§ What you will do:
Rewrite the entries from the line with "author-name[interactable]: Marie M." to the line with "app-icon[interactable] (344, 470, 359, 484)", changing "explorer-item" to "file-entry" and leaving everything else untouched.
----------------------------------------
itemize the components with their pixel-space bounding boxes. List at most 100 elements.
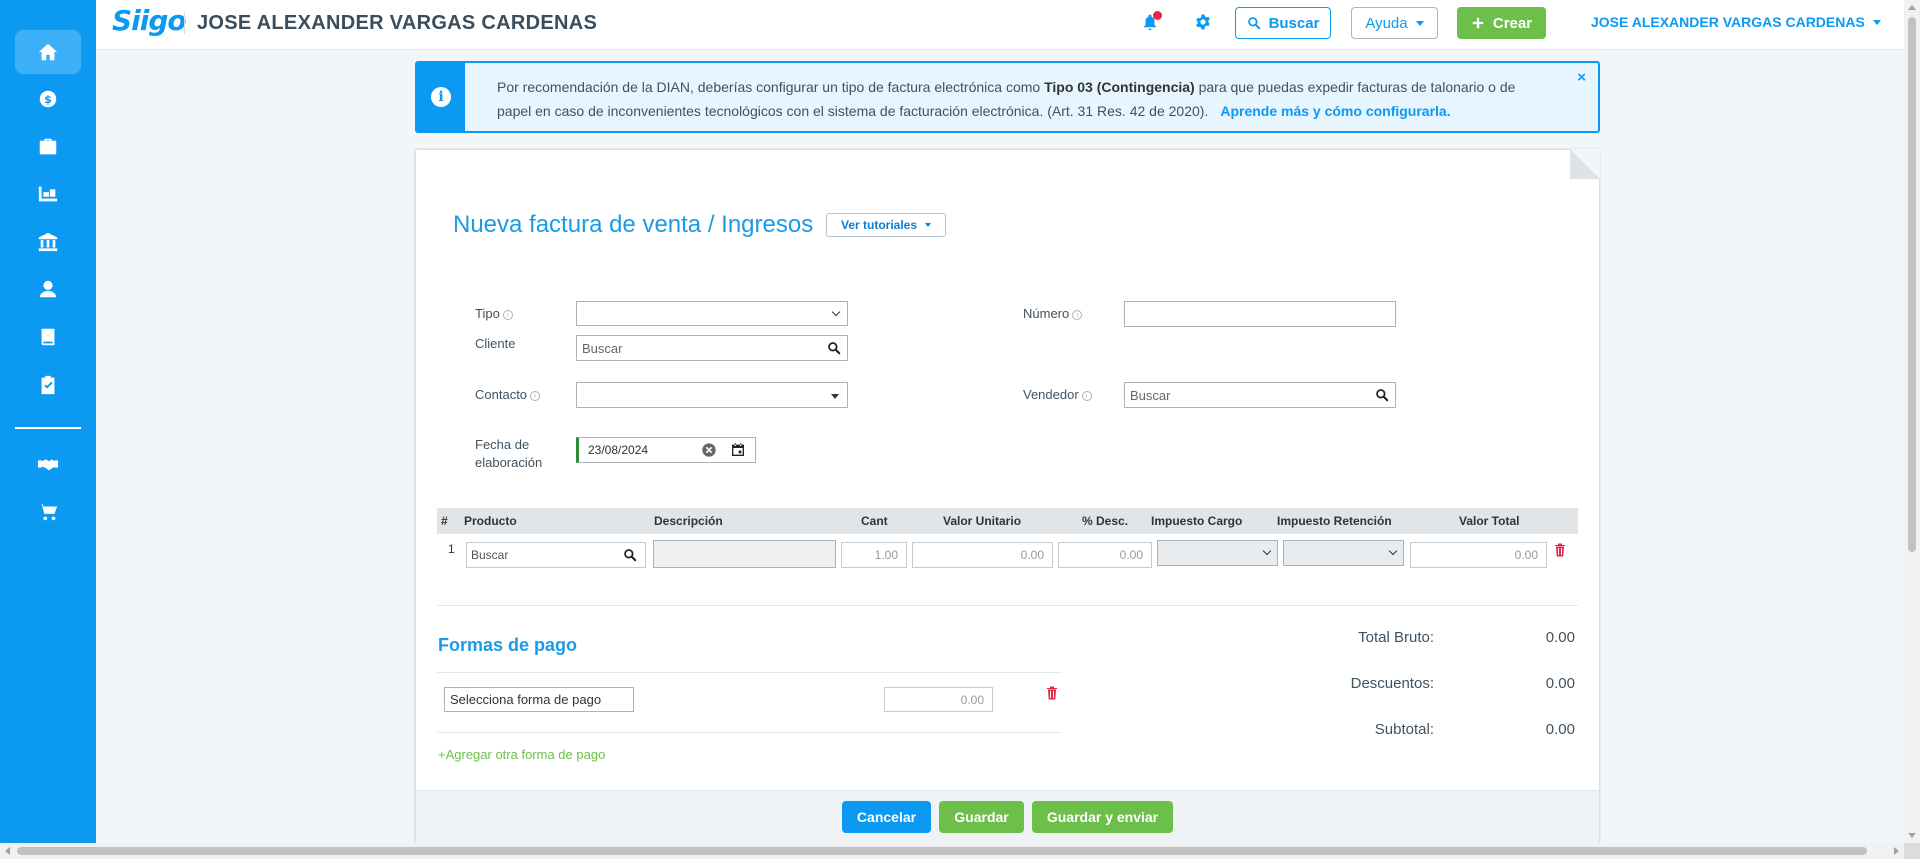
banner-close-icon[interactable]: × <box>1577 69 1586 86</box>
payment-divider-top <box>437 672 1062 673</box>
fecha-date-input[interactable]: 23/08/2024 <box>576 437 756 463</box>
sidebar-divider <box>15 427 81 429</box>
payment-amount-input[interactable]: 0.00 <box>884 687 993 712</box>
items-table-header: # Producto Descripción Cant Valor Unitar… <box>437 508 1578 534</box>
help-dropdown[interactable]: Ayuda <box>1351 7 1438 39</box>
header-search-button[interactable]: Buscar <box>1235 7 1331 39</box>
invoice-form-card: Nueva factura de venta / Ingresos Ver tu… <box>416 149 1600 843</box>
sidebar-item-contacts[interactable] <box>15 267 81 311</box>
payment-divider-bottom <box>437 732 1062 733</box>
sidebar-item-bank[interactable] <box>15 220 81 264</box>
notifications-button[interactable] <box>1141 11 1162 33</box>
clear-circle-icon[interactable] <box>701 442 717 458</box>
numero-input[interactable] <box>1124 301 1396 327</box>
impuesto-cargo-select[interactable] <box>1157 540 1278 566</box>
company-name: JOSE ALEXANDER VARGAS CARDENAS <box>197 12 598 34</box>
vertical-scrollbar[interactable] <box>1904 0 1920 843</box>
sidebar-item-home[interactable] <box>15 30 81 74</box>
page-fold-corner <box>1570 149 1600 179</box>
info-icon: i <box>1081 391 1092 401</box>
producto-search-input[interactable]: Buscar <box>466 542 646 568</box>
scroll-left-arrow-icon[interactable] <box>5 847 10 855</box>
tutorials-label: Ver tutoriales <box>840 218 918 232</box>
chevron-down-icon <box>1262 546 1272 556</box>
col-valor-unitario: Valor Unitario <box>943 514 1022 528</box>
save-and-send-button[interactable]: Guardar y enviar <box>1032 801 1173 833</box>
banner-text-bold: Tipo 03 (Contingencia) <box>1044 79 1195 95</box>
calendar-icon[interactable] <box>730 442 746 458</box>
page-title: Nueva factura de venta / Ingresos <box>453 211 814 238</box>
cant-input[interactable]: 1.00 <box>841 542 907 568</box>
tutorials-dropdown[interactable]: Ver tutoriales <box>826 213 946 237</box>
total-bruto-value: 0.00 <box>1545 629 1575 646</box>
add-payment-method-link[interactable]: +Agregar otra forma de pago <box>438 747 605 762</box>
descuentos-value: 0.00 <box>1545 675 1575 692</box>
gear-icon <box>1196 14 1210 30</box>
banner-message: Por recomendación de la DIAN, deberías c… <box>497 75 1547 123</box>
caret-down-icon <box>831 394 839 399</box>
vendedor-search-input[interactable]: Buscar <box>1124 382 1396 408</box>
horizontal-scrollbar[interactable] <box>0 843 1904 859</box>
scroll-up-arrow-icon[interactable] <box>1908 5 1916 10</box>
sidebar-item-tasks[interactable] <box>15 363 81 407</box>
tipo-select[interactable] <box>576 301 848 326</box>
trash-icon[interactable] <box>1554 543 1566 557</box>
sidebar: $ <box>0 0 96 843</box>
banner-text-pre: Por recomendación de la DIAN, deberías c… <box>497 79 1045 95</box>
scrollbar-corner <box>1904 843 1920 859</box>
info-icon: i <box>1072 310 1083 320</box>
vendedor-label: Vendedor i <box>1023 387 1092 402</box>
trash-icon[interactable] <box>1046 686 1058 700</box>
col-descripcion: Descripción <box>654 514 723 528</box>
plus-icon <box>1472 17 1484 29</box>
cliente-label: Cliente <box>475 336 516 351</box>
sidebar-item-store[interactable] <box>15 490 81 534</box>
contacto-select[interactable] <box>576 382 848 408</box>
save-button[interactable]: Guardar <box>939 801 1024 833</box>
sidebar-item-accounting[interactable] <box>15 315 81 359</box>
siigo-logo[interactable]: Siigo <box>112 4 187 44</box>
payment-section-title: Formas de pago <box>438 635 578 655</box>
valor-unitario-input[interactable]: 0.00 <box>912 542 1053 568</box>
handshake-icon <box>37 459 59 471</box>
chevron-down-icon <box>831 307 841 317</box>
banner-learn-more-link[interactable]: Aprende más y cómo configurarla. <box>1220 103 1450 119</box>
sidebar-item-income[interactable]: $ <box>15 77 81 121</box>
valor-total-input: 0.00 <box>1410 542 1547 568</box>
scroll-right-arrow-icon[interactable] <box>1894 847 1899 855</box>
cancel-button[interactable]: Cancelar <box>842 801 931 833</box>
fecha-label: Fecha de elaboración <box>475 437 543 470</box>
create-button[interactable]: Crear <box>1457 7 1546 39</box>
warehouse-icon <box>38 186 58 202</box>
vertical-scroll-thumb[interactable] <box>1908 17 1916 552</box>
sidebar-item-purchases[interactable] <box>15 125 81 169</box>
descripcion-textarea[interactable] <box>653 540 836 568</box>
horizontal-scroll-thumb[interactable] <box>17 847 1867 855</box>
numero-label: Número i <box>1023 306 1083 321</box>
scroll-down-arrow-icon[interactable] <box>1908 833 1916 838</box>
descuento-input[interactable]: 0.00 <box>1058 542 1152 568</box>
settings-button[interactable] <box>1194 13 1214 33</box>
header-search-label: Buscar <box>1268 14 1320 32</box>
bank-icon <box>38 232 58 252</box>
payment-method-select[interactable]: Selecciona forma de pago <box>444 687 634 712</box>
col-impuesto-retencion: Impuesto Retención <box>1277 514 1392 528</box>
search-icon <box>828 342 841 355</box>
notification-badge <box>1153 11 1162 20</box>
chevron-down-icon <box>1388 546 1398 556</box>
sidebar-item-partners[interactable] <box>15 442 81 486</box>
cliente-search-input[interactable]: Buscar <box>576 335 848 361</box>
banner-icon-column: i <box>417 63 465 131</box>
help-label: Ayuda <box>1365 14 1408 32</box>
col-valor-total: Valor Total <box>1459 514 1520 528</box>
impuesto-retencion-select[interactable] <box>1283 540 1404 566</box>
top-header: Siigo JOSE ALEXANDER VARGAS CARDENAS Bus… <box>96 0 1904 50</box>
sidebar-item-inventory[interactable] <box>15 172 81 216</box>
briefcase-icon <box>39 138 57 155</box>
col-num: # <box>441 514 448 528</box>
user-menu[interactable]: JOSE ALEXANDER VARGAS CARDENAS <box>1591 14 1881 30</box>
total-bruto-label: Total Bruto: <box>1358 629 1434 646</box>
caret-down-icon <box>925 223 932 227</box>
caret-down-icon <box>1415 20 1424 26</box>
info-icon: i <box>502 310 513 320</box>
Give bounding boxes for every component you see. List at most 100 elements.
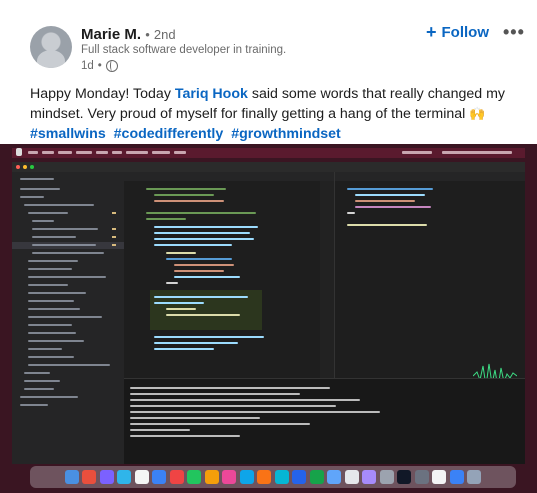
author-name[interactable]: Marie M. (81, 26, 141, 43)
explorer-item (32, 244, 96, 246)
explorer-item (28, 284, 68, 286)
app-icon[interactable] (414, 470, 429, 484)
explorer-item (24, 372, 50, 374)
menubar-item (126, 151, 148, 154)
terminal-panel[interactable] (124, 378, 525, 464)
explorer-item (24, 388, 54, 390)
menubar-clock (442, 151, 512, 154)
hashtag-codedifferently[interactable]: #codedifferently (114, 126, 224, 142)
code-line (154, 342, 238, 344)
code-line (154, 194, 214, 196)
trash-icon[interactable] (467, 470, 482, 484)
code-editor[interactable] (124, 172, 334, 378)
terminal-line (130, 405, 336, 407)
code-line (154, 336, 264, 338)
modified-marker (112, 212, 116, 214)
more-options-icon[interactable]: ••• (503, 22, 525, 43)
menubar-item (112, 151, 122, 154)
code-line (146, 212, 256, 214)
app-icon[interactable] (379, 470, 394, 484)
app-icon[interactable] (309, 470, 324, 484)
code-line (347, 188, 433, 190)
app-icon[interactable] (397, 470, 412, 484)
explorer-item (28, 212, 68, 214)
app-icon[interactable] (292, 470, 307, 484)
terminal-line (130, 435, 240, 437)
minimap (320, 181, 334, 378)
code-line (174, 264, 234, 266)
apple-icon (16, 148, 22, 156)
close-icon (16, 165, 20, 169)
explorer-item (28, 332, 76, 334)
menubar-item (96, 151, 108, 154)
app-icon[interactable] (152, 470, 167, 484)
file-explorer (12, 172, 124, 464)
post-image[interactable] (0, 144, 537, 493)
app-icon[interactable] (99, 470, 114, 484)
follow-button[interactable]: + Follow (426, 22, 489, 42)
hashtag-growthmindset[interactable]: #growthmindset (231, 126, 341, 142)
menubar-item (58, 151, 72, 154)
explorer-item (28, 348, 62, 350)
explorer-item (28, 276, 106, 278)
post-card: Marie M. • 2nd Full stack software devel… (0, 0, 537, 493)
app-icon[interactable] (344, 470, 359, 484)
menubar-status (402, 151, 432, 154)
code-line (146, 188, 226, 190)
hashtag-smallwins[interactable]: #smallwins (30, 126, 106, 142)
editor-tabs (124, 172, 334, 181)
terminal-line (130, 417, 260, 419)
connection-degree: 2nd (153, 27, 176, 42)
app-icon[interactable] (327, 470, 342, 484)
plus-icon: + (426, 22, 437, 42)
code-line (146, 218, 186, 220)
finder-icon[interactable] (64, 470, 79, 484)
minimize-icon (23, 165, 27, 169)
app-icon[interactable] (134, 470, 149, 484)
explorer-item (28, 356, 74, 358)
code-editor-split[interactable] (334, 172, 525, 389)
avatar[interactable] (30, 26, 72, 68)
explorer-item (32, 220, 54, 222)
app-icon[interactable] (257, 470, 272, 484)
code-line (154, 296, 248, 298)
explorer-item (28, 300, 74, 302)
menubar-item (152, 151, 170, 154)
explorer-item (32, 228, 98, 230)
mac-dock (30, 466, 516, 488)
editor-tabs (335, 172, 525, 181)
app-icon[interactable] (169, 470, 184, 484)
app-icon[interactable] (187, 470, 202, 484)
mention-link[interactable]: Tariq Hook (175, 86, 248, 102)
app-icon[interactable] (432, 470, 447, 484)
explorer-item (20, 196, 44, 198)
meta-separator: • (97, 60, 102, 72)
code-line (166, 252, 196, 254)
explorer-item (28, 268, 72, 270)
app-icon[interactable] (362, 470, 377, 484)
code-line (154, 238, 254, 240)
window-controls (16, 165, 34, 169)
author-line: Marie M. • 2nd (81, 26, 176, 43)
code-line (174, 276, 240, 278)
app-icon[interactable] (117, 470, 132, 484)
hashtag-list: #smallwins #codedifferently #growthminds… (30, 124, 520, 144)
post-meta: 1d • (81, 60, 118, 72)
explorer-item (28, 292, 86, 294)
explorer-item (20, 188, 60, 190)
code-line (355, 200, 415, 202)
explorer-item (28, 260, 78, 262)
explorer-item (28, 364, 110, 366)
explorer-header (20, 178, 54, 180)
menubar-item (174, 151, 186, 154)
explorer-item (20, 396, 78, 398)
app-icon[interactable] (82, 470, 97, 484)
app-icon[interactable] (274, 470, 289, 484)
app-icon[interactable] (204, 470, 219, 484)
window-titlebar (12, 162, 525, 172)
post-text-before: Happy Monday! Today (30, 86, 175, 102)
app-icon[interactable] (239, 470, 254, 484)
app-icon[interactable] (222, 470, 237, 484)
explorer-item (20, 404, 48, 406)
app-icon[interactable] (449, 470, 464, 484)
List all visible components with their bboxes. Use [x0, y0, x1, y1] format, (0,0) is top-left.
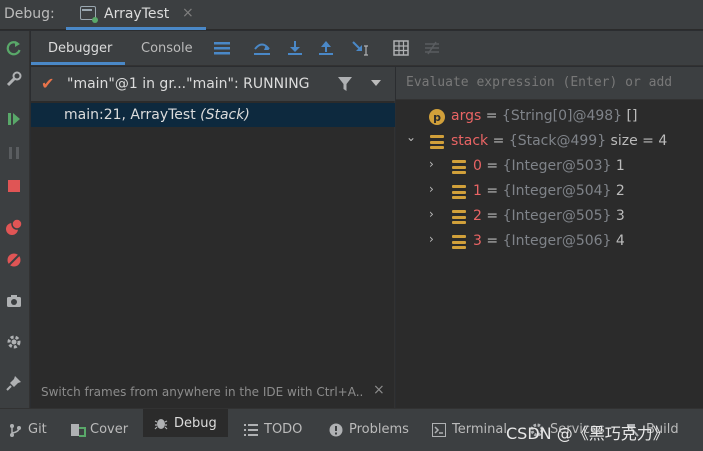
tab-active-underline: [66, 27, 206, 30]
frame-location: main:21, ArrayTest: [64, 107, 201, 123]
tool-window-git[interactable]: Git: [8, 422, 47, 437]
rerun-icon[interactable]: [4, 38, 24, 58]
variable-text: 2 = {Integer@505} 3: [473, 208, 625, 224]
frame-label: main:21, ArrayTest (Stack): [64, 107, 250, 123]
trace-icon[interactable]: [423, 39, 441, 57]
evaluate-expression-placeholder: Evaluate expression (Enter) or add: [406, 75, 673, 90]
running-indicator-icon: [92, 17, 98, 23]
terminal-icon: [432, 422, 446, 437]
field-icon: [429, 134, 445, 150]
chevron-down-icon[interactable]: ⌄: [406, 130, 416, 144]
camera-icon[interactable]: [4, 291, 24, 311]
variable-text: args = {String[0]@498} []: [451, 108, 638, 124]
coverage-icon: [70, 423, 86, 437]
debug-tool-window-header: Debug: ArrayTest ×: [0, 0, 703, 30]
step-out-icon[interactable]: [317, 39, 335, 57]
evaluate-expression-field[interactable]: Evaluate expression (Enter) or add: [396, 67, 703, 100]
wrench-icon[interactable]: [4, 69, 24, 89]
variable-text: 3 = {Integer@506} 4: [473, 233, 625, 249]
debug-side-toolbar: [0, 31, 30, 408]
variable-text: 1 = {Integer@504} 2: [473, 183, 625, 199]
variable-text: 0 = {Integer@503} 1: [473, 158, 625, 174]
chevron-right-icon[interactable]: ›: [429, 182, 434, 196]
chevron-right-icon[interactable]: ›: [429, 232, 434, 246]
run-config-tab-title: ArrayTest: [104, 6, 170, 22]
frame-class: (Stack): [200, 107, 250, 123]
variable-text: stack = {Stack@499} size = 4: [451, 133, 668, 149]
close-tab-icon[interactable]: ×: [182, 5, 194, 21]
chevron-right-icon[interactable]: ›: [429, 157, 434, 171]
bug-icon: [154, 416, 168, 430]
field-icon: [451, 184, 467, 200]
pause-icon[interactable]: [4, 143, 24, 163]
thread-label: "main"@1 in gr..."main": RUNNING: [67, 76, 310, 92]
tool-window-debug[interactable]: Debug: [143, 409, 228, 437]
debug-label: Debug:: [4, 6, 55, 22]
run-to-cursor-icon[interactable]: [351, 39, 369, 57]
field-icon: [451, 209, 467, 225]
step-into-icon[interactable]: [286, 39, 304, 57]
tool-window-problems[interactable]: Problems: [329, 422, 409, 437]
variable-row-args[interactable]: p args = {String[0]@498} []: [396, 104, 703, 128]
tab-active-underline: [31, 62, 125, 65]
debugger-toolbar: Debugger Console: [31, 31, 703, 66]
tool-window-cover[interactable]: Cover: [70, 422, 128, 437]
field-icon: [451, 159, 467, 175]
settings-icon[interactable]: [4, 332, 24, 352]
step-over-icon[interactable]: [253, 39, 271, 57]
parameter-icon: p: [429, 109, 445, 125]
variables-panel: Evaluate expression (Enter) or add p arg…: [396, 67, 703, 408]
mute-breakpoints-icon[interactable]: [4, 250, 24, 270]
close-hint-icon[interactable]: ×: [373, 382, 385, 398]
frames-panel: ✔ "main"@1 in gr..."main": RUNNING main:…: [31, 67, 395, 408]
frames-hint: Switch frames from anywhere in the IDE w…: [41, 385, 364, 399]
run-config-tab[interactable]: ArrayTest ×: [66, 0, 206, 30]
filter-icon[interactable]: [337, 76, 353, 92]
variable-row-stack[interactable]: ⌄ stack = {Stack@499} size = 4: [396, 129, 703, 153]
watermark: CSDN @《黑巧克力》: [506, 424, 669, 443]
warning-circle-icon: [329, 423, 343, 437]
stack-frame-row[interactable]: main:21, ArrayTest (Stack): [31, 103, 395, 127]
tool-window-terminal[interactable]: Terminal: [432, 422, 507, 437]
variable-row-element-1[interactable]: › 1 = {Integer@504} 2: [396, 179, 703, 203]
resume-icon[interactable]: [4, 109, 24, 129]
layout-icon[interactable]: [213, 39, 231, 57]
tab-debugger[interactable]: Debugger: [48, 41, 112, 56]
variable-row-element-2[interactable]: › 2 = {Integer@505} 3: [396, 204, 703, 228]
chevron-down-icon[interactable]: [371, 80, 381, 86]
variable-row-element-0[interactable]: › 0 = {Integer@503} 1: [396, 154, 703, 178]
thread-selector[interactable]: ✔ "main"@1 in gr..."main": RUNNING: [31, 67, 395, 101]
chevron-right-icon[interactable]: ›: [429, 207, 434, 221]
tab-console[interactable]: Console: [141, 41, 193, 56]
field-icon: [451, 234, 467, 250]
variable-row-element-3[interactable]: › 3 = {Integer@506} 4: [396, 229, 703, 253]
list-icon: [244, 423, 258, 437]
view-breakpoints-icon[interactable]: [4, 217, 24, 237]
evaluate-icon[interactable]: [392, 39, 410, 57]
tool-window-todo[interactable]: TODO: [244, 422, 302, 437]
stop-icon[interactable]: [4, 176, 24, 196]
pin-icon[interactable]: [4, 373, 24, 393]
git-branch-icon: [8, 423, 22, 437]
check-icon: ✔: [41, 74, 55, 93]
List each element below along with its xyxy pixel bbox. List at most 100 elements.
----------------------------------------
§ Solution for this problem:
author-name[interactable]: Marie M. (81, 26, 141, 43)
file-entry (32, 244, 96, 246)
file-entry (28, 284, 68, 286)
app-icon[interactable] (414, 470, 429, 484)
file-entry (24, 372, 50, 374)
menubar-item (126, 151, 148, 154)
terminal-panel[interactable] (124, 378, 525, 464)
file-entry (24, 388, 54, 390)
menubar-clock (442, 151, 512, 154)
hashtag-codedifferently[interactable]: #codedifferently (114, 126, 224, 142)
code-line (154, 342, 238, 344)
code-line (154, 194, 214, 196)
trash-icon[interactable] (467, 470, 482, 484)
code-editor[interactable] (124, 172, 334, 378)
terminal-line (130, 405, 336, 407)
code-line (154, 336, 264, 338)
modified-marker (112, 212, 116, 214)
more-options-icon[interactable]: ••• (503, 22, 525, 43)
menubar-item (112, 151, 122, 154)
code-line (146, 212, 256, 214)
app-icon[interactable] (379, 470, 394, 484)
app-icon[interactable] (309, 470, 324, 484)
code-line (347, 188, 433, 190)
app-icon[interactable] (397, 470, 412, 484)
file-entry (28, 212, 68, 214)
app-icon[interactable] (292, 470, 307, 484)
terminal-line (130, 435, 240, 437)
minimap (320, 181, 334, 378)
code-line (174, 264, 234, 266)
apple-icon (16, 148, 22, 156)
close-icon (16, 165, 20, 169)
file-entry (28, 332, 76, 334)
menubar-item (96, 151, 108, 154)
app-icon[interactable] (152, 470, 167, 484)
file-explorer (12, 172, 124, 464)
post-image[interactable] (0, 144, 537, 493)
app-icon[interactable] (99, 470, 114, 484)
follow-button[interactable]: + Follow (426, 22, 489, 42)
hashtag-growthmindset[interactable]: #growthmindset (231, 126, 341, 142)
menubar-item (58, 151, 72, 154)
file-entry (28, 348, 62, 350)
file-entry (28, 276, 106, 278)
post-card: Marie M. • 2nd Full stack software devel… (0, 0, 537, 493)
app-icon[interactable] (344, 470, 359, 484)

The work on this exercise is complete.